▸ **Problem to solve**
Render everything from the start of the records down to the line containing "week-label: WEEK — [176, 90, 210, 100]" as a Markdown table with the columns Number and Entry, giving each line's position in the Number column and the line itself in the Entry column. Leave out any blank lines.

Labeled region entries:
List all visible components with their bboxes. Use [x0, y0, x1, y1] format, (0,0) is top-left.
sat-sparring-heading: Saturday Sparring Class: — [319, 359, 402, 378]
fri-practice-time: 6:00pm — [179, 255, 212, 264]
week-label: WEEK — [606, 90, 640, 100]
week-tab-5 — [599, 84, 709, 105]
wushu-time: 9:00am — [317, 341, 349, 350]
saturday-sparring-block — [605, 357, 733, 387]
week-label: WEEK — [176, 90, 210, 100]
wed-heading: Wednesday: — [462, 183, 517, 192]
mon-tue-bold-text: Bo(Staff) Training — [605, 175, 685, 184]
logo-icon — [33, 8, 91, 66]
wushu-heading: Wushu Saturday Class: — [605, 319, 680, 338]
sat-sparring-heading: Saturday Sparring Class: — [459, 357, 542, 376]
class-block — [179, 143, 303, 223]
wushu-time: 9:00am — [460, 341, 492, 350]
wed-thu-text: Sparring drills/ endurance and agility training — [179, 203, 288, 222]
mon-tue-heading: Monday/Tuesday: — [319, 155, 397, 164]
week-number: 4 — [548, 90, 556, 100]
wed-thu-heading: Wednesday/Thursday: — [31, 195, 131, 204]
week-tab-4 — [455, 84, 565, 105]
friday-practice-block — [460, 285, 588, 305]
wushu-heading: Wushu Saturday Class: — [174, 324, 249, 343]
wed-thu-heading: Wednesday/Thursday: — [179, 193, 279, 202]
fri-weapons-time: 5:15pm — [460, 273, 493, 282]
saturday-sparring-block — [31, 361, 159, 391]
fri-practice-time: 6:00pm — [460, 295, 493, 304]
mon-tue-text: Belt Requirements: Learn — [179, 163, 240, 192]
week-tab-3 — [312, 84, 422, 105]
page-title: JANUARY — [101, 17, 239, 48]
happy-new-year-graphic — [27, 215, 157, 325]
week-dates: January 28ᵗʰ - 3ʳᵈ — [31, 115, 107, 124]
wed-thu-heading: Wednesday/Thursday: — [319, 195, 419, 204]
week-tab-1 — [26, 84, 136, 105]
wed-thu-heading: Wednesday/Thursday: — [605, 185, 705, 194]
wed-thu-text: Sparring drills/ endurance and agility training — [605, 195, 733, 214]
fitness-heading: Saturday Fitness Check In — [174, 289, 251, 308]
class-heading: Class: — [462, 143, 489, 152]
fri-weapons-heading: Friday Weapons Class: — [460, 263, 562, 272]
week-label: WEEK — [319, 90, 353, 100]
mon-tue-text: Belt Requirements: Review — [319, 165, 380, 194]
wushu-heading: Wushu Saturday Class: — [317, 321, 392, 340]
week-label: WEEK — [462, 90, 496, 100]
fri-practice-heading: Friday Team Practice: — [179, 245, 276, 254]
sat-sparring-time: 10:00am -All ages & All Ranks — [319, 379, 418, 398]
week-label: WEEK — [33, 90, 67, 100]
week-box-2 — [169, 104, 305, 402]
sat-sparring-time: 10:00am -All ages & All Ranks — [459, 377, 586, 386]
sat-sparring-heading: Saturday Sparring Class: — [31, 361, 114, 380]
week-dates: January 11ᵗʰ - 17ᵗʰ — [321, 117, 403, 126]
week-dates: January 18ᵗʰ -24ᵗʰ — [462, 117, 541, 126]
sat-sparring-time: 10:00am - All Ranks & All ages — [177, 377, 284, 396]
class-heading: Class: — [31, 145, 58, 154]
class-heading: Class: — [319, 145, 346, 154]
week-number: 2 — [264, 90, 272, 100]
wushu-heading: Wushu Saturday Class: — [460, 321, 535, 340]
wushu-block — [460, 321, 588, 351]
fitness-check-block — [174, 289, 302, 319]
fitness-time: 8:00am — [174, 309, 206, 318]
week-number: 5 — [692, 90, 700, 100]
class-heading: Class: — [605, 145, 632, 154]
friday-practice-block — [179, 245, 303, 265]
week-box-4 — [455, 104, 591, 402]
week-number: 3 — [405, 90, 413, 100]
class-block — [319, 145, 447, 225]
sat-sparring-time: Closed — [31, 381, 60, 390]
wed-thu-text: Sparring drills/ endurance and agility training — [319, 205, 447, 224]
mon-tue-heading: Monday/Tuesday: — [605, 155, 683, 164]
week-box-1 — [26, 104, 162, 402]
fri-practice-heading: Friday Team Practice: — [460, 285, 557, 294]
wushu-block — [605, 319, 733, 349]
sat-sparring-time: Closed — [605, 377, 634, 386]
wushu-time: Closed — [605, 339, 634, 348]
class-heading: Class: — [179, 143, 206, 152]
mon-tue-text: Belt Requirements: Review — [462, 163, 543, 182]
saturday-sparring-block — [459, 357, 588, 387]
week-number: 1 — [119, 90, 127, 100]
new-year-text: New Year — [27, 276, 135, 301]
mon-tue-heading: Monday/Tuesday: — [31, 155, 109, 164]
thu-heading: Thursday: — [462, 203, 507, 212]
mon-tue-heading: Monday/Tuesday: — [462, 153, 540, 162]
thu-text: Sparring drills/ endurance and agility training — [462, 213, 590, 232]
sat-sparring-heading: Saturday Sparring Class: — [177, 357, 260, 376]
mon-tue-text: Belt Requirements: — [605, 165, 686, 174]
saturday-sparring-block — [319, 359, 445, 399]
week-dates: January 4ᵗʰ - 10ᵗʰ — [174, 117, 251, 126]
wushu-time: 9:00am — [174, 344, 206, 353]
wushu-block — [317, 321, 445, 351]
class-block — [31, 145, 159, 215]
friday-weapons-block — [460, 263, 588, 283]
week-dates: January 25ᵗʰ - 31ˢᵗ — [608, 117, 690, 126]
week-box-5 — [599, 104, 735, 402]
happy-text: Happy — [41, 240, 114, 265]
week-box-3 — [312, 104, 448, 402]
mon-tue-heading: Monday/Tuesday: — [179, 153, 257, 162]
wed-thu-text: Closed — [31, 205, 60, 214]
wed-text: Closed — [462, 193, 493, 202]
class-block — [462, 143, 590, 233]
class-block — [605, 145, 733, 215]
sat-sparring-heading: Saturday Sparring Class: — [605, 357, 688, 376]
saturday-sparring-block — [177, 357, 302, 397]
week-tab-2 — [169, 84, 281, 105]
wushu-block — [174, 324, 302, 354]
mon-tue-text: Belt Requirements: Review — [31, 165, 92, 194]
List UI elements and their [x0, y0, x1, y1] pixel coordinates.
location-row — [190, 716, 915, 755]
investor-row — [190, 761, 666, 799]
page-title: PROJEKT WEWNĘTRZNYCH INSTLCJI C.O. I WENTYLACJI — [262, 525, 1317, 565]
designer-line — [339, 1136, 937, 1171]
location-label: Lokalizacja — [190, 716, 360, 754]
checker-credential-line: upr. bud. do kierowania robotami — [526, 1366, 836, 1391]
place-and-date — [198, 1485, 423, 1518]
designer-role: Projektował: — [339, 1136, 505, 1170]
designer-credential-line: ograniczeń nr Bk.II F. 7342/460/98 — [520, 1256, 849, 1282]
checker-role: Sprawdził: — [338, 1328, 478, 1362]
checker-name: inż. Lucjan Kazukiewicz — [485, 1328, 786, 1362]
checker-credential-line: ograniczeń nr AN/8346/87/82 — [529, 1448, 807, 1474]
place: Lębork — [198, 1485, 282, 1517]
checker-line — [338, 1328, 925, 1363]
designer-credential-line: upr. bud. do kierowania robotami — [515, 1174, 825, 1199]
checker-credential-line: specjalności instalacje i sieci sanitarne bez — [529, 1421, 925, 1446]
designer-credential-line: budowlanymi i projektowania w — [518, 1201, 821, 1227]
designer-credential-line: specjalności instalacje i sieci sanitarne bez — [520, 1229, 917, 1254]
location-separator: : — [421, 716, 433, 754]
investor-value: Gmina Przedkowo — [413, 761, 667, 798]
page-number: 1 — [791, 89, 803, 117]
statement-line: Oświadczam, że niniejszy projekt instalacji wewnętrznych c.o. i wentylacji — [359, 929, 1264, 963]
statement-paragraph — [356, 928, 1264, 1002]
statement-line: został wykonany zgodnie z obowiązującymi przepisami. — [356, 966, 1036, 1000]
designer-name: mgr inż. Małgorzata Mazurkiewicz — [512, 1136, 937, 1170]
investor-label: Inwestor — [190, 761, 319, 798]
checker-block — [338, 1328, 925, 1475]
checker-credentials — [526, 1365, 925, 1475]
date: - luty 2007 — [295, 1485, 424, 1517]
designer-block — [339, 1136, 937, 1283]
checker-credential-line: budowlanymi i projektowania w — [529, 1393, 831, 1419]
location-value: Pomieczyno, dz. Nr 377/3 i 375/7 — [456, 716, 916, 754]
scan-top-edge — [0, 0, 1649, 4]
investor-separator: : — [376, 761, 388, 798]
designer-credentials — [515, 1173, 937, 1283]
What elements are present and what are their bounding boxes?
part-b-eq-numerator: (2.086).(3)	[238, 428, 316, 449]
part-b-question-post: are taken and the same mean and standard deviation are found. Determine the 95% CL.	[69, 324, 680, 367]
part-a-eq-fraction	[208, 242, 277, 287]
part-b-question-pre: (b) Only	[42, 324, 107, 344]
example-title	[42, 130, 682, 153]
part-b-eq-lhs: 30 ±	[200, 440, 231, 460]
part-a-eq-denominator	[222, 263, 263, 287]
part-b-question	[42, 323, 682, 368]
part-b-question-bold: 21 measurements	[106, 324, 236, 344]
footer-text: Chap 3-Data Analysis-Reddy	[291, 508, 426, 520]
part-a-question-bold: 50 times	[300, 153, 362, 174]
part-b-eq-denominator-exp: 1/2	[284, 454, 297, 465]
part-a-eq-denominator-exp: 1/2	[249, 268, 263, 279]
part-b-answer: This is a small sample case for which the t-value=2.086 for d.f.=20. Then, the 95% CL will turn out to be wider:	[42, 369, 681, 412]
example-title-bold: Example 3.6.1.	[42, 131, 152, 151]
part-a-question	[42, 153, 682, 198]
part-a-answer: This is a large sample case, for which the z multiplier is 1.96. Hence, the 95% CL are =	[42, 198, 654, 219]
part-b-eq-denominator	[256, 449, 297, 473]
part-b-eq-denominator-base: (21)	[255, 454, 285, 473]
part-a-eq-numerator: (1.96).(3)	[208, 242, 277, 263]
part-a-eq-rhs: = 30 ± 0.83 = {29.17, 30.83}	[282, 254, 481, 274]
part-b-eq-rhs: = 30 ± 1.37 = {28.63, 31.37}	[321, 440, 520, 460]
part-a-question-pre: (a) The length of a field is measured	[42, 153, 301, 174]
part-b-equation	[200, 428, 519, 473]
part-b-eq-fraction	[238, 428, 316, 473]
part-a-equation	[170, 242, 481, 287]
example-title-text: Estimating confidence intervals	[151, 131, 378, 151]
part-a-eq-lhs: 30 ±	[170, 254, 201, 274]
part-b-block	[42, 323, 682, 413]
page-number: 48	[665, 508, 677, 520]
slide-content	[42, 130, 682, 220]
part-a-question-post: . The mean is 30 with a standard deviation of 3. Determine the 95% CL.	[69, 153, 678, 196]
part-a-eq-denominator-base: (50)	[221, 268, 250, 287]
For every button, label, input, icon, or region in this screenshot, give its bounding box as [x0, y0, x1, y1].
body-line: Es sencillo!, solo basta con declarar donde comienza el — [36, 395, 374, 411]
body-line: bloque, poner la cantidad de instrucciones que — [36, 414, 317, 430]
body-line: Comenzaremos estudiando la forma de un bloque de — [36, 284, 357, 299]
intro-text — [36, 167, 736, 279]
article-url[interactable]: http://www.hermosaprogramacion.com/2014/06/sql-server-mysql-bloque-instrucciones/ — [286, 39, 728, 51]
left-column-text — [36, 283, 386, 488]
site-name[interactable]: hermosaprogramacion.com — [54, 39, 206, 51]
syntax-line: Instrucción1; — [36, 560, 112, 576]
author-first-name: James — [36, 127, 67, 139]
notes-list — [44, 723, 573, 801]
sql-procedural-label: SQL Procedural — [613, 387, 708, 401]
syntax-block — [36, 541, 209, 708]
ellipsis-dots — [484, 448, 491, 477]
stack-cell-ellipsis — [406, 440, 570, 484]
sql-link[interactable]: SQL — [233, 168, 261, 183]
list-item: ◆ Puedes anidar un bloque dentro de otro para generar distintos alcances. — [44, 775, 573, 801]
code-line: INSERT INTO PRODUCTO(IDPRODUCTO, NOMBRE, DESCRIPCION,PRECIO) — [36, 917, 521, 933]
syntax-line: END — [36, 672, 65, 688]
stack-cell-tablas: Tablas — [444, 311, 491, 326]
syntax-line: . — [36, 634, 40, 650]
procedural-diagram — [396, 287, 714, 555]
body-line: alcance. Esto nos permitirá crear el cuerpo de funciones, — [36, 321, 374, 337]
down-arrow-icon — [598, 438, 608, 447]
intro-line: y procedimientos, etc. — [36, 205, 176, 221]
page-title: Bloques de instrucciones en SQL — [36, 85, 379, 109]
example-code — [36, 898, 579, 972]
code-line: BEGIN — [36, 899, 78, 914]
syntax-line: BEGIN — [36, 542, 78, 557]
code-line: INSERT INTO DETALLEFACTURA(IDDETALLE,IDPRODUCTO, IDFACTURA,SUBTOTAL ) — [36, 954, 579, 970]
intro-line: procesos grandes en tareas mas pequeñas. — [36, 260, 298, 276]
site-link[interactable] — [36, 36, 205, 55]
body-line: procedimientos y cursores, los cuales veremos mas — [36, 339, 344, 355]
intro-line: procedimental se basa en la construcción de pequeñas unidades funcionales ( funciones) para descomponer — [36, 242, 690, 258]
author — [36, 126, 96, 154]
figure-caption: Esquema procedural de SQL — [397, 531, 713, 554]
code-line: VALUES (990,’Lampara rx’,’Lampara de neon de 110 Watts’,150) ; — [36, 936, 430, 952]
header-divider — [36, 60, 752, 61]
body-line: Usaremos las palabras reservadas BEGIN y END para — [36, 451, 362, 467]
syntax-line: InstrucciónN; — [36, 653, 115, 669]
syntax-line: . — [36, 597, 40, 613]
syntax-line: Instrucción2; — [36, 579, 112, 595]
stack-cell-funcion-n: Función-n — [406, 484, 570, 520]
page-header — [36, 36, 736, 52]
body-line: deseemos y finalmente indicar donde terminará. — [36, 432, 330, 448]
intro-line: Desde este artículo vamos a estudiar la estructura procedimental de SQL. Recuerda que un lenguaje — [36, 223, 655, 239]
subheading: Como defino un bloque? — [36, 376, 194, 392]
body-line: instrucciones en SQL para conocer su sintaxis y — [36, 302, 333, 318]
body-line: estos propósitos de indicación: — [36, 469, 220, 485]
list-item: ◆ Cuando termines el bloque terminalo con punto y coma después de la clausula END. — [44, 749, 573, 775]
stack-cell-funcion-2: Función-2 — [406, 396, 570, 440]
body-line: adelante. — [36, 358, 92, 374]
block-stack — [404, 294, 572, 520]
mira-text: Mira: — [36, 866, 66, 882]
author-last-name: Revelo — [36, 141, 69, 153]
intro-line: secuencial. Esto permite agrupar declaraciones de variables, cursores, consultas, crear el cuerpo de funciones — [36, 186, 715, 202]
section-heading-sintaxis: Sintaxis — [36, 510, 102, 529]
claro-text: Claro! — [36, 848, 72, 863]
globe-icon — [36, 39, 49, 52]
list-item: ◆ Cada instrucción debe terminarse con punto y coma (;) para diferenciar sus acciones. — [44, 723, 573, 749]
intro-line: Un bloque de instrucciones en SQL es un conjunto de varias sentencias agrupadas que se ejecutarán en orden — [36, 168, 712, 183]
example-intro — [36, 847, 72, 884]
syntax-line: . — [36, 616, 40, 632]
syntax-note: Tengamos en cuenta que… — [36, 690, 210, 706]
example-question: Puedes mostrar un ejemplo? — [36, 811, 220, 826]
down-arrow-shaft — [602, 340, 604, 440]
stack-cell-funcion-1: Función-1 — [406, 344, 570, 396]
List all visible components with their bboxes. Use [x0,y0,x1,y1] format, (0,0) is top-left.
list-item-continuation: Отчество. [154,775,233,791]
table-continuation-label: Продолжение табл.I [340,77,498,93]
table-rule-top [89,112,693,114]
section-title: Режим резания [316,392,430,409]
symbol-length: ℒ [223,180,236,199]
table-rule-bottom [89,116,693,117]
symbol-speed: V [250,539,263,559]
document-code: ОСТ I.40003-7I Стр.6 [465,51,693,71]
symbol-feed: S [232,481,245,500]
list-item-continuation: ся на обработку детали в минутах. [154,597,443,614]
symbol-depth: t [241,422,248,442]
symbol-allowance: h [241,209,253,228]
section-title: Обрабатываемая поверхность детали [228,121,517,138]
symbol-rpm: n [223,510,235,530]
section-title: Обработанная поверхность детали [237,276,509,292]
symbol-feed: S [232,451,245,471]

▸ **Task response**
| Number | Entry |
|---|---|
| 1 | List all visible components with their bboxes. Use [x0, y0, x1, y1] format, (0,0) is top-left. |
| 2 | sat-sparring-heading: Saturday Sparring Class: — [319, 359, 402, 378] |
| 3 | fri-practice-time: 6:00pm — [179, 255, 212, 264] |
| 4 | week-label: WEEK — [606, 90, 640, 100] |
| 5 | week-tab-5 — [599, 84, 709, 105] |
| 6 | wushu-time: 9:00am — [317, 341, 349, 350] |
| 7 | saturday-sparring-block — [605, 357, 733, 387] |
| 8 | week-label: WEEK — [176, 90, 210, 100] |